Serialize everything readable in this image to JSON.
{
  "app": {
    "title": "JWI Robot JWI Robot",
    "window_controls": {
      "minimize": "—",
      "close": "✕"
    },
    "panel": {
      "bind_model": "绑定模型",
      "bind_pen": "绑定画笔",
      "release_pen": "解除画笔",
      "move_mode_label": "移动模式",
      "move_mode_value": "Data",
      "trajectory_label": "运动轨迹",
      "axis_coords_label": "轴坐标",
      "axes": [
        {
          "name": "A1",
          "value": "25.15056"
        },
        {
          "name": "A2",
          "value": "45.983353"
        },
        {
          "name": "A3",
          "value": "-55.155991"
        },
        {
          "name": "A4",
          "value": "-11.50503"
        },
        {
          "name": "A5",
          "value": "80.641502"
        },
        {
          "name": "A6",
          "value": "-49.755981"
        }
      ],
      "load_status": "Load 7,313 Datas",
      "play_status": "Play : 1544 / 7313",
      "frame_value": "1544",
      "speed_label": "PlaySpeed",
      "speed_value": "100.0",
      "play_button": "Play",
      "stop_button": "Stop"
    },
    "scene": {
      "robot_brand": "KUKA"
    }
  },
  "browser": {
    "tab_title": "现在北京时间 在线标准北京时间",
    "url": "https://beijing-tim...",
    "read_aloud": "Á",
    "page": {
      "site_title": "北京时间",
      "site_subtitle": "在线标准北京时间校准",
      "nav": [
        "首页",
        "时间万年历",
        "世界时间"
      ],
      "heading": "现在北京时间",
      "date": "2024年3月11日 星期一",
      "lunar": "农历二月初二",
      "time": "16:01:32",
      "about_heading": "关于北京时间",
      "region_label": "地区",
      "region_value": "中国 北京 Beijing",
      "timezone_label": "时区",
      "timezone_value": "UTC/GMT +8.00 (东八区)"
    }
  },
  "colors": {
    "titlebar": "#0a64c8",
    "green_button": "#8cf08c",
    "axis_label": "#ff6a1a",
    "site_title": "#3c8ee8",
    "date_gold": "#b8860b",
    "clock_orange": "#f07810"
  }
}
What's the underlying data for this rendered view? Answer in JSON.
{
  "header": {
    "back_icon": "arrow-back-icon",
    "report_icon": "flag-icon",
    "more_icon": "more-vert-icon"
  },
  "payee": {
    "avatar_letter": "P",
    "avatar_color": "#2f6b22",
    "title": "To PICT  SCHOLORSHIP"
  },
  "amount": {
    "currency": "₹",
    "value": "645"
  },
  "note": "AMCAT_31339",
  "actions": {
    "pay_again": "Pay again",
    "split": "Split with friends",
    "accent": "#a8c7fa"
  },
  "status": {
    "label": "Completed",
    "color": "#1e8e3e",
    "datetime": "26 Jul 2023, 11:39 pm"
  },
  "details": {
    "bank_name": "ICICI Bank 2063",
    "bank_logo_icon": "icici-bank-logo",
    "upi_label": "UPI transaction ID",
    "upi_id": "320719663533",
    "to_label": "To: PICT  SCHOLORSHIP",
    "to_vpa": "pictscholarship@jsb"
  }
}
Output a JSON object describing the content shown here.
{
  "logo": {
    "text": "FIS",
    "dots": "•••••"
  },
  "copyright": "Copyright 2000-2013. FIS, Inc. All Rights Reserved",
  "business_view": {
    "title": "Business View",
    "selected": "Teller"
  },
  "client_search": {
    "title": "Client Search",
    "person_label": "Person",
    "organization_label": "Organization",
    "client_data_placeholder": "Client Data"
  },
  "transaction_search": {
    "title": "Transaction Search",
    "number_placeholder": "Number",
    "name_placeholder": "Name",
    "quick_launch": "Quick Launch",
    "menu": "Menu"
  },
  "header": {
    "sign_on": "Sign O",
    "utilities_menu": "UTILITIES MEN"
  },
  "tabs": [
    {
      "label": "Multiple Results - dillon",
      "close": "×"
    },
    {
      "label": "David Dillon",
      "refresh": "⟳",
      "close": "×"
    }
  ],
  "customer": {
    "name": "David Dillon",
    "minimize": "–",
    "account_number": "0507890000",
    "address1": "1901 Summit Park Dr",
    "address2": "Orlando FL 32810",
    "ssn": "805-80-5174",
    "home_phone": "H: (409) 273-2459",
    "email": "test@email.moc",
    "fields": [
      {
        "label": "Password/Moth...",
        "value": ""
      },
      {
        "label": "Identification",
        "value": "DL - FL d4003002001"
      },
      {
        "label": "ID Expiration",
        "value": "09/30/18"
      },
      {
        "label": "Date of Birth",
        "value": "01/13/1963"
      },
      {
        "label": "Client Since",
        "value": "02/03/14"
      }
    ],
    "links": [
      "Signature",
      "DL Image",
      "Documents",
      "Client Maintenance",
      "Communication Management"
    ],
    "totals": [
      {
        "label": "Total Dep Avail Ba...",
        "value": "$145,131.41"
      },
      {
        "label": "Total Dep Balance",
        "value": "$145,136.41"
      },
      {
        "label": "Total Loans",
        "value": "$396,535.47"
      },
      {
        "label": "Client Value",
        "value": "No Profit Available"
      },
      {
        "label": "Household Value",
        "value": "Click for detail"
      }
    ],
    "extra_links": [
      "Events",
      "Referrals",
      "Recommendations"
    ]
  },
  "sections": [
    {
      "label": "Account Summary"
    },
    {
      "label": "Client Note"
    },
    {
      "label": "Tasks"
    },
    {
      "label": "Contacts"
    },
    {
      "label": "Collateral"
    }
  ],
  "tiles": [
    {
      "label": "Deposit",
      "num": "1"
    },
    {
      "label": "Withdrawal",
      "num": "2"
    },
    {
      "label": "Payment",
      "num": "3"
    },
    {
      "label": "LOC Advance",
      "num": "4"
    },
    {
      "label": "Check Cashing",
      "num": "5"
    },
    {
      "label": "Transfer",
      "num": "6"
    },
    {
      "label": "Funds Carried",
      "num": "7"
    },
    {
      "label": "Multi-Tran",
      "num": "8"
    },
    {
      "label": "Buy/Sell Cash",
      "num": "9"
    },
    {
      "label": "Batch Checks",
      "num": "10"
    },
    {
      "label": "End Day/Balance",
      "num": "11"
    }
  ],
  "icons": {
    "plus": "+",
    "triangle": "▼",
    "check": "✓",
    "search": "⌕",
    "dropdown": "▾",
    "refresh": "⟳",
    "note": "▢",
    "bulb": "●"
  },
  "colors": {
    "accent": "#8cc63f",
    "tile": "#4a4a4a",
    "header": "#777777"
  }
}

********

*TASK PROMPT*
Retype the entries one by one, exactly.

*RESULT*
Serialize everything readable in this image to JSON.
{
  "app": {
    "title": "JWI Robot JWI Robot",
    "window_controls": {
      "minimize": "—",
      "close": "✕"
    },
    "panel": {
      "bind_model": "绑定模型",
      "bind_pen": "绑定画笔",
      "release_pen": "解除画笔",
      "move_mode_label": "移动模式",
      "move_mode_value": "Data",
      "trajectory_label": "运动轨迹",
      "axis_coords_label": "轴坐标",
      "axes": [
        {
          "name": "A1",
          "value": "25.15056"
        },
        {
          "name": "A2",
          "value": "45.983353"
        },
        {
          "name": "A3",
          "value": "-55.155991"
        },
        {
          "name": "A4",
          "value": "-11.50503"
        },
        {
          "name": "A5",
          "value": "80.641502"
        },
        {
          "name": "A6",
          "value": "-49.755981"
        }
      ],
      "load_status": "Load 7,313 Datas",
      "play_status": "Play : 1544 / 7313",
      "frame_value": "1544",
      "speed_label": "PlaySpeed",
      "speed_value": "100.0",
      "play_button": "Play",
      "stop_button": "Stop"
    },
    "scene": {
      "robot_brand": "KUKA"
    }
  },
  "browser": {
    "tab_title": "现在北京时间 在线标准北京时间",
    "url": "https://beijing-tim...",
    "read_aloud": "Á",
    "page": {
      "site_title": "北京时间",
      "site_subtitle": "在线标准北京时间校准",
      "nav": [
        "首页",
        "时间万年历",
        "世界时间"
      ],
      "heading": "现在北京时间",
      "date": "2024年3月11日 星期一",
      "lunar": "农历二月初二",
      "time": "16:01:32",
      "about_heading": "关于北京时间",
      "region_label": "地区",
      "region_value": "中国 北京 Beijing",
      "timezone_label": "时区",
      "timezone_value": "UTC/GMT +8.00 (东八区)"
    }
  },
  "colors": {
    "titlebar": "#0a64c8",
    "green_button": "#8cf08c",
    "axis_label": "#ff6a1a",
    "site_title": "#3c8ee8",
    "date_gold": "#b8860b",
    "clock_orange": "#f07810"
  }
}
What's the underlying data for this rendered view? Answer in JSON.
{
  "header": {
    "back_icon": "arrow-back-icon",
    "report_icon": "flag-icon",
    "more_icon": "more-vert-icon"
  },
  "payee": {
    "avatar_letter": "P",
    "avatar_color": "#2f6b22",
    "title": "To PICT  SCHOLORSHIP"
  },
  "amount": {
    "currency": "₹",
    "value": "645"
  },
  "note": "AMCAT_31339",
  "actions": {
    "pay_again": "Pay again",
    "split": "Split with friends",
    "accent": "#a8c7fa"
  },
  "status": {
    "label": "Completed",
    "color": "#1e8e3e",
    "datetime": "26 Jul 2023, 11:39 pm"
  },
  "details": {
    "bank_name": "ICICI Bank 2063",
    "bank_logo_icon": "icici-bank-logo",
    "upi_label": "UPI transaction ID",
    "upi_id": "320719663533",
    "to_label": "To: PICT  SCHOLORSHIP",
    "to_vpa": "pictscholarship@jsb"
  }
}
Output a JSON object describing the content shown here.
{
  "logo": {
    "text": "FIS",
    "dots": "•••••"
  },
  "copyright": "Copyright 2000-2013. FIS, Inc. All Rights Reserved",
  "business_view": {
    "title": "Business View",
    "selected": "Teller"
  },
  "client_search": {
    "title": "Client Search",
    "person_label": "Person",
    "organization_label": "Organization",
    "client_data_placeholder": "Client Data"
  },
  "transaction_search": {
    "title": "Transaction Search",
    "number_placeholder": "Number",
    "name_placeholder": "Name",
    "quick_launch": "Quick Launch",
    "menu": "Menu"
  },
  "header": {
    "sign_on": "Sign O",
    "utilities_menu": "UTILITIES MEN"
  },
  "tabs": [
    {
      "label": "Multiple Results - dillon",
      "close": "×"
    },
    {
      "label": "David Dillon",
      "refresh": "⟳",
      "close": "×"
    }
  ],
  "customer": {
    "name": "David Dillon",
    "minimize": "–",
    "account_number": "0507890000",
    "address1": "1901 Summit Park Dr",
    "address2": "Orlando FL 32810",
    "ssn": "805-80-5174",
    "home_phone": "H: (409) 273-2459",
    "email": "test@email.moc",
    "fields": [
      {
        "label": "Password/Moth...",
        "value": ""
      },
      {
        "label": "Identification",
        "value": "DL - FL d4003002001"
      },
      {
        "label": "ID Expiration",
        "value": "09/30/18"
      },
      {
        "label": "Date of Birth",
        "value": "01/13/1963"
      },
      {
        "label": "Client Since",
        "value": "02/03/14"
      }
    ],
    "links": [
      "Signature",
      "DL Image",
      "Documents",
      "Client Maintenance",
      "Communication Management"
    ],
    "totals": [
      {
        "label": "Total Dep Avail Ba...",
        "value": "$145,131.41"
      },
      {
        "label": "Total Dep Balance",
        "value": "$145,136.41"
      },
      {
        "label": "Total Loans",
        "value": "$396,535.47"
      },
      {
        "label": "Client Value",
        "value": "No Profit Available"
      },
      {
        "label": "Household Value",
        "value": "Click for detail"
      }
    ],
    "extra_links": [
      "Events",
      "Referrals",
      "Recommendations"
    ]
  },
  "sections": [
    {
      "label": "Account Summary"
    },
    {
      "label": "Client Note"
    },
    {
      "label": "Tasks"
    },
    {
      "label": "Contacts"
    },
    {
      "label": "Collateral"
    }
  ],
  "tiles": [
    {
      "label": "Deposit",
      "num": "1"
    },
    {
      "label": "Withdrawal",
      "num": "2"
    },
    {
      "label": "Payment",
      "num": "3"
    },
    {
      "label": "LOC Advance",
      "num": "4"
    },
    {
      "label": "Check Cashing",
      "num": "5"
    },
    {
      "label": "Transfer",
      "num": "6"
    },
    {
      "label": "Funds Carried",
      "num": "7"
    },
    {
      "label": "Multi-Tran",
      "num": "8"
    },
    {
      "label": "Buy/Sell Cash",
      "num": "9"
    },
    {
      "label": "Batch Checks",
      "num": "10"
    },
    {
      "label": "End Day/Balance",
      "num": "11"
    }
  ],
  "icons": {
    "plus": "+",
    "triangle": "▼",
    "check": "✓",
    "search": "⌕",
    "dropdown": "▾",
    "refresh": "⟳",
    "note": "▢",
    "bulb": "●"
  },
  "colors": {
    "accent": "#8cc63f",
    "tile": "#4a4a4a",
    "header": "#777777"
  }
}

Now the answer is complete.